--- STATED TASK ---
Each line containing the word "duty" needs to be copied.

--- DATA LINES ---
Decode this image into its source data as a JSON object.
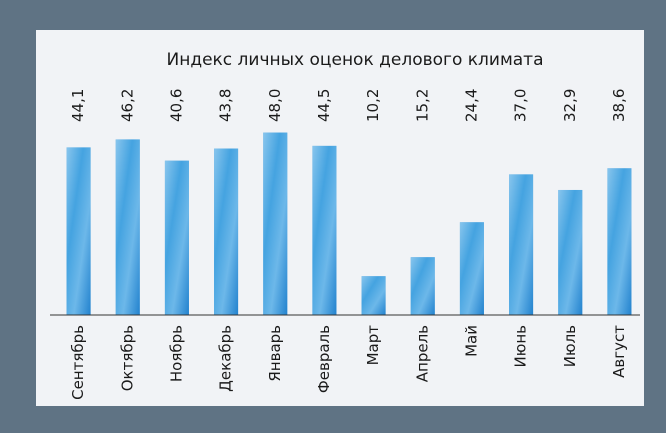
{
  "chart_data": {
    "type": "bar",
    "title": "Индекс личных оценок делового климата",
    "categories": [
      "Сентябрь",
      "Октябрь",
      "Ноябрь",
      "Декабрь",
      "Январь",
      "Февраль",
      "Март",
      "Апрель",
      "Май",
      "Июнь",
      "Июль",
      "Август"
    ],
    "values": [
      44.1,
      46.2,
      40.6,
      43.8,
      48.0,
      44.5,
      10.2,
      15.2,
      24.4,
      37.0,
      32.9,
      38.6
    ],
    "value_labels": [
      "44,1",
      "46,2",
      "40,6",
      "43,8",
      "48,0",
      "44,5",
      "10,2",
      "15,2",
      "24,4",
      "37,0",
      "32,9",
      "38,6"
    ],
    "color": "#2f8fd6",
    "ylim": [
      0,
      50
    ]
  }
}
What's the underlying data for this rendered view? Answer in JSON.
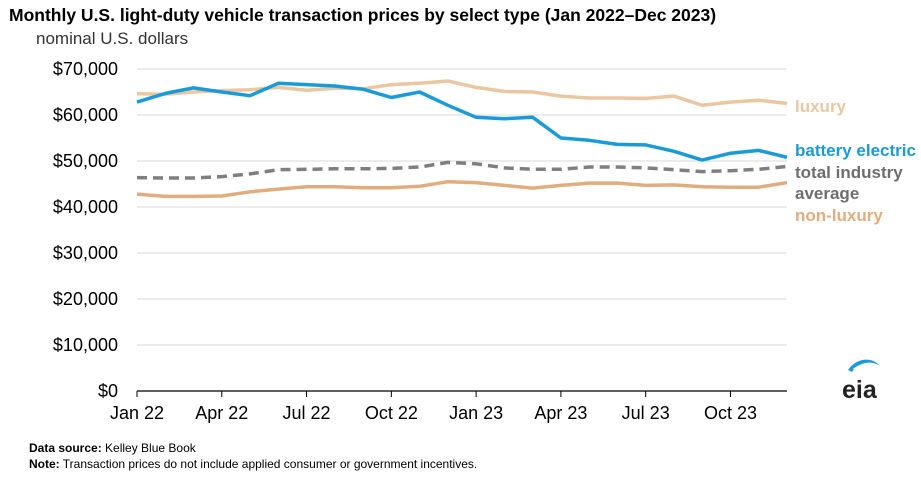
{
  "title": "Monthly U.S. light-duty vehicle transaction prices by select type (Jan 2022–Dec 2023)",
  "subtitle": "nominal U.S. dollars",
  "chart_data": {
    "type": "line",
    "title": "Monthly U.S. light-duty vehicle transaction prices by select type (Jan 2022–Dec 2023)",
    "ylabel": "nominal U.S. dollars",
    "xlabel": "",
    "ylim": [
      0,
      70000
    ],
    "yticks": [
      0,
      10000,
      20000,
      30000,
      40000,
      50000,
      60000,
      70000
    ],
    "ytick_labels": [
      "$0",
      "$10,000",
      "$20,000",
      "$30,000",
      "$40,000",
      "$50,000",
      "$60,000",
      "$70,000"
    ],
    "grid": "horizontal",
    "x": [
      "Jan 22",
      "Feb 22",
      "Mar 22",
      "Apr 22",
      "May 22",
      "Jun 22",
      "Jul 22",
      "Aug 22",
      "Sep 22",
      "Oct 22",
      "Nov 22",
      "Dec 22",
      "Jan 23",
      "Feb 23",
      "Mar 23",
      "Apr 23",
      "May 23",
      "Jun 23",
      "Jul 23",
      "Aug 23",
      "Sep 23",
      "Oct 23",
      "Nov 23",
      "Dec 23"
    ],
    "xtick_indices": [
      0,
      3,
      6,
      9,
      12,
      15,
      18,
      21
    ],
    "xtick_labels": [
      "Jan 22",
      "Apr 22",
      "Jul 22",
      "Oct 22",
      "Jan 23",
      "Apr 23",
      "Jul 23",
      "Oct 23"
    ],
    "series": [
      {
        "name": "luxury",
        "label_lines": [
          "luxury"
        ],
        "color": "#ebc7a1",
        "dash": "solid",
        "values": [
          64600,
          64500,
          65000,
          65300,
          65500,
          66000,
          65400,
          65800,
          65700,
          66600,
          66900,
          67400,
          66000,
          65100,
          65000,
          64100,
          63700,
          63700,
          63600,
          64100,
          62100,
          62800,
          63200,
          62500
        ]
      },
      {
        "name": "battery electric",
        "label_lines": [
          "battery electric"
        ],
        "color": "#1a9ad6",
        "dash": "solid",
        "values": [
          62800,
          64700,
          65900,
          65000,
          64200,
          66900,
          66600,
          66300,
          65600,
          63800,
          65000,
          62100,
          59500,
          59200,
          59500,
          55000,
          54500,
          53600,
          53500,
          52100,
          50200,
          51700,
          52300,
          50800
        ]
      },
      {
        "name": "total industry average",
        "label_lines": [
          "total industry",
          "average"
        ],
        "color": "#7f7f7f",
        "dash": "dashed",
        "values": [
          46400,
          46300,
          46300,
          46600,
          47200,
          48100,
          48200,
          48300,
          48300,
          48400,
          48700,
          49700,
          49400,
          48500,
          48200,
          48200,
          48700,
          48700,
          48500,
          48100,
          47700,
          47900,
          48200,
          48800
        ]
      },
      {
        "name": "non-luxury",
        "label_lines": [
          "non-luxury"
        ],
        "color": "#e1ad7e",
        "dash": "solid",
        "values": [
          42800,
          42300,
          42300,
          42400,
          43300,
          43900,
          44400,
          44400,
          44200,
          44200,
          44500,
          45500,
          45300,
          44700,
          44100,
          44700,
          45200,
          45200,
          44700,
          44800,
          44400,
          44300,
          44300,
          45300
        ]
      }
    ]
  },
  "footer": {
    "source_label": "Data source:",
    "source_text": " Kelley Blue Book",
    "note_label": "Note:",
    "note_text": " Transaction prices do not include applied consumer or government incentives."
  },
  "logo": {
    "text": "eia"
  }
}
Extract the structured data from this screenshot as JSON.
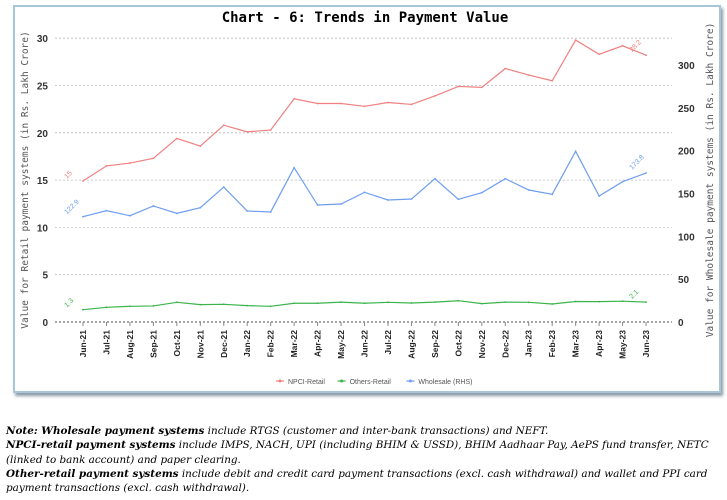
{
  "chart_data": {
    "type": "line",
    "title": "Chart - 6: Trends in Payment Value",
    "ylabel": "Value for Retail payment systems (in Rs. Lakh Crore)",
    "y2label": "Value for Wholesale payment systems (in Rs. Lakh Crore)",
    "ylim": [
      0,
      30
    ],
    "y2lim": [
      0,
      330
    ],
    "yticks": [
      "0",
      "5",
      "10",
      "15",
      "20",
      "25",
      "30"
    ],
    "y2ticks": [
      "0",
      "50",
      "100",
      "150",
      "200",
      "250",
      "300"
    ],
    "grid": true,
    "legend_position": "bottom",
    "categories": [
      "Jun-21",
      "Jul-21",
      "Aug-21",
      "Sep-21",
      "Oct-21",
      "Nov-21",
      "Dec-21",
      "Jan-22",
      "Feb-22",
      "Mar-22",
      "Apr-22",
      "May-22",
      "Jun-22",
      "Jul-22",
      "Aug-22",
      "Sep-22",
      "Oct-22",
      "Nov-22",
      "Dec-22",
      "Jan-23",
      "Feb-23",
      "Mar-23",
      "Apr-23",
      "May-23",
      "Jun-23"
    ],
    "series": [
      {
        "name": "NPCI-Retail",
        "axis": "left",
        "color": "#f08080",
        "values": [
          14.9,
          16.5,
          16.8,
          17.3,
          19.4,
          18.6,
          20.8,
          20.1,
          20.3,
          23.6,
          23.1,
          23.1,
          22.8,
          23.2,
          23.0,
          23.9,
          24.9,
          24.8,
          26.8,
          26.1,
          25.5,
          29.8,
          28.3,
          29.2,
          28.2
        ],
        "start_label": "15",
        "end_label": "28.2"
      },
      {
        "name": "Others-Retail",
        "axis": "left",
        "color": "#3cb44b",
        "values": [
          1.3,
          1.55,
          1.66,
          1.7,
          2.08,
          1.84,
          1.87,
          1.73,
          1.66,
          1.98,
          1.98,
          2.1,
          1.98,
          2.08,
          2.01,
          2.1,
          2.25,
          1.94,
          2.1,
          2.08,
          1.9,
          2.17,
          2.15,
          2.2,
          2.1
        ],
        "start_label": "1.3",
        "end_label": "2.1"
      },
      {
        "name": "Wholesale (RHS)",
        "axis": "right",
        "color": "#6e9ef0",
        "values": [
          122.9,
          129.9,
          124.0,
          135.4,
          126.8,
          133.4,
          157.5,
          129.5,
          128.4,
          180.0,
          136.5,
          137.7,
          151.3,
          142.4,
          143.5,
          167.2,
          143.2,
          150.9,
          167.2,
          154.0,
          149.0,
          199.2,
          147.0,
          163.7,
          173.8
        ],
        "start_label": "122.9",
        "end_label": "173.8"
      }
    ]
  },
  "notes": {
    "note_prefix": "Note: ",
    "n1_bold": "Wholesale payment systems",
    "n1_text": " include RTGS (customer and inter-bank transactions) and NEFT.",
    "n2_bold": "NPCI-retail payment systems",
    "n2_text": " include IMPS, NACH, UPI (including BHIM & USSD), BHIM Aadhaar Pay, AePS fund transfer, NETC (linked to bank account) and paper clearing.",
    "n3_bold": "Other-retail payment systems",
    "n3_text": " include debit and credit card payment transactions (excl. cash withdrawal) and wallet and PPI card payment transactions (excl. cash withdrawal)."
  }
}
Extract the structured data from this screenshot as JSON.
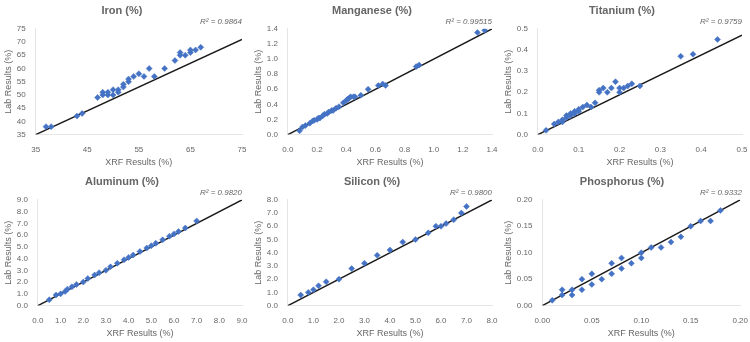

--- FULL ANSWER ---
  "title": "Monthly U.S. light-duty vehicle transaction prices by select type (Jan 2022–Dec 2023)",
    "title": "Monthly U.S. light-duty vehicle transaction prices by select type (Jan 2022–Dec 2023)",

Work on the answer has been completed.